▶ [MATERIAL PROVIDED]:
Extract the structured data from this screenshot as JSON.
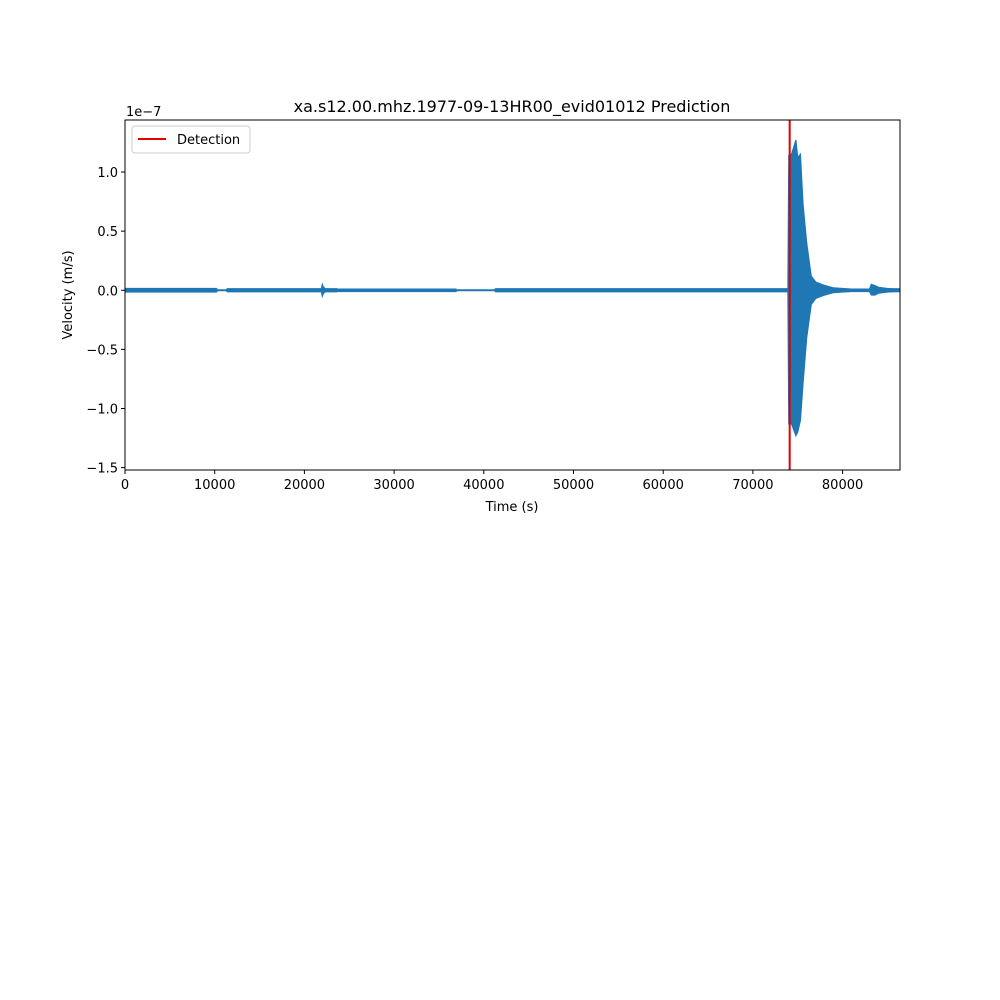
{
  "chart_data": {
    "type": "line",
    "title": "xa.s12.00.mhz.1977-09-13HR00_evid01012 Prediction",
    "xlabel": "Time (s)",
    "ylabel": "Velocity (m/s)",
    "y_offset_label": "1e−7",
    "xlim": [
      0,
      86400
    ],
    "ylim": [
      -1.52,
      1.44
    ],
    "y_scale": 1e-07,
    "x_ticks": [
      0,
      10000,
      20000,
      30000,
      40000,
      50000,
      60000,
      70000,
      80000
    ],
    "x_tick_labels": [
      "0",
      "10000",
      "20000",
      "30000",
      "40000",
      "50000",
      "60000",
      "70000",
      "80000"
    ],
    "y_ticks": [
      -1.5,
      -1.0,
      -0.5,
      0.0,
      0.5,
      1.0
    ],
    "y_tick_labels": [
      "−1.5",
      "−1.0",
      "−0.5",
      "0.0",
      "0.5",
      "1.0"
    ],
    "grid": false,
    "legend": {
      "position": "top-left",
      "entries": [
        {
          "label": "Detection",
          "color": "#e00000"
        }
      ]
    },
    "series": [
      {
        "color": "#1f77b4",
        "envelope": {
          "x": [
            0,
            10200,
            10300,
            11300,
            11400,
            21900,
            22000,
            22100,
            22300,
            23600,
            23700,
            36900,
            37000,
            41200,
            41300,
            73900,
            74000,
            74300,
            74800,
            75000,
            75300,
            75600,
            76000,
            76500,
            77000,
            78000,
            79000,
            80000,
            81000,
            82000,
            83000,
            83200,
            83600,
            84000,
            85000,
            86400
          ],
          "upper": [
            0.015,
            0.015,
            0.004,
            0.004,
            0.013,
            0.013,
            0.05,
            0.03,
            0.013,
            0.013,
            0.01,
            0.01,
            0.003,
            0.003,
            0.013,
            0.013,
            1.14,
            1.15,
            1.27,
            1.12,
            1.15,
            0.72,
            0.4,
            0.12,
            0.07,
            0.04,
            0.02,
            0.015,
            0.01,
            0.01,
            0.01,
            0.05,
            0.04,
            0.025,
            0.015,
            0.012
          ],
          "lower": [
            -0.015,
            -0.015,
            -0.004,
            -0.004,
            -0.013,
            -0.013,
            -0.05,
            -0.03,
            -0.013,
            -0.013,
            -0.01,
            -0.01,
            -0.003,
            -0.003,
            -0.013,
            -0.013,
            -1.13,
            -1.13,
            -1.23,
            -1.2,
            -1.1,
            -0.78,
            -0.4,
            -0.12,
            -0.07,
            -0.04,
            -0.02,
            -0.015,
            -0.01,
            -0.01,
            -0.01,
            -0.04,
            -0.04,
            -0.025,
            -0.015,
            -0.012
          ]
        }
      }
    ],
    "detection_x": 74100
  }
}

▶ [THE REQUEST]: Quote every record above exactly, omitting any pictures they contain.

▶ [EXERCISE SOLUTION]:
Extract the structured data from this screenshot as JSON.
{
  "chart_data": {
    "type": "line",
    "title": "xa.s12.00.mhz.1977-09-13HR00_evid01012 Prediction",
    "xlabel": "Time (s)",
    "ylabel": "Velocity (m/s)",
    "y_offset_label": "1e−7",
    "xlim": [
      0,
      86400
    ],
    "ylim": [
      -1.52,
      1.44
    ],
    "y_scale": 1e-07,
    "x_ticks": [
      0,
      10000,
      20000,
      30000,
      40000,
      50000,
      60000,
      70000,
      80000
    ],
    "x_tick_labels": [
      "0",
      "10000",
      "20000",
      "30000",
      "40000",
      "50000",
      "60000",
      "70000",
      "80000"
    ],
    "y_ticks": [
      -1.5,
      -1.0,
      -0.5,
      0.0,
      0.5,
      1.0
    ],
    "y_tick_labels": [
      "−1.5",
      "−1.0",
      "−0.5",
      "0.0",
      "0.5",
      "1.0"
    ],
    "grid": false,
    "legend": {
      "position": "top-left",
      "entries": [
        {
          "label": "Detection",
          "color": "#e00000"
        }
      ]
    },
    "series": [
      {
        "color": "#1f77b4",
        "envelope": {
          "x": [
            0,
            10200,
            10300,
            11300,
            11400,
            21900,
            22000,
            22100,
            22300,
            23600,
            23700,
            36900,
            37000,
            41200,
            41300,
            73900,
            74000,
            74300,
            74800,
            75000,
            75300,
            75600,
            76000,
            76500,
            77000,
            78000,
            79000,
            80000,
            81000,
            82000,
            83000,
            83200,
            83600,
            84000,
            85000,
            86400
          ],
          "upper": [
            0.015,
            0.015,
            0.004,
            0.004,
            0.013,
            0.013,
            0.05,
            0.03,
            0.013,
            0.013,
            0.01,
            0.01,
            0.003,
            0.003,
            0.013,
            0.013,
            1.14,
            1.15,
            1.27,
            1.12,
            1.15,
            0.72,
            0.4,
            0.12,
            0.07,
            0.04,
            0.02,
            0.015,
            0.01,
            0.01,
            0.01,
            0.05,
            0.04,
            0.025,
            0.015,
            0.012
          ],
          "lower": [
            -0.015,
            -0.015,
            -0.004,
            -0.004,
            -0.013,
            -0.013,
            -0.05,
            -0.03,
            -0.013,
            -0.013,
            -0.01,
            -0.01,
            -0.003,
            -0.003,
            -0.013,
            -0.013,
            -1.13,
            -1.13,
            -1.23,
            -1.2,
            -1.1,
            -0.78,
            -0.4,
            -0.12,
            -0.07,
            -0.04,
            -0.02,
            -0.015,
            -0.01,
            -0.01,
            -0.01,
            -0.04,
            -0.04,
            -0.025,
            -0.015,
            -0.012
          ]
        }
      }
    ],
    "detection_x": 74100
  }
}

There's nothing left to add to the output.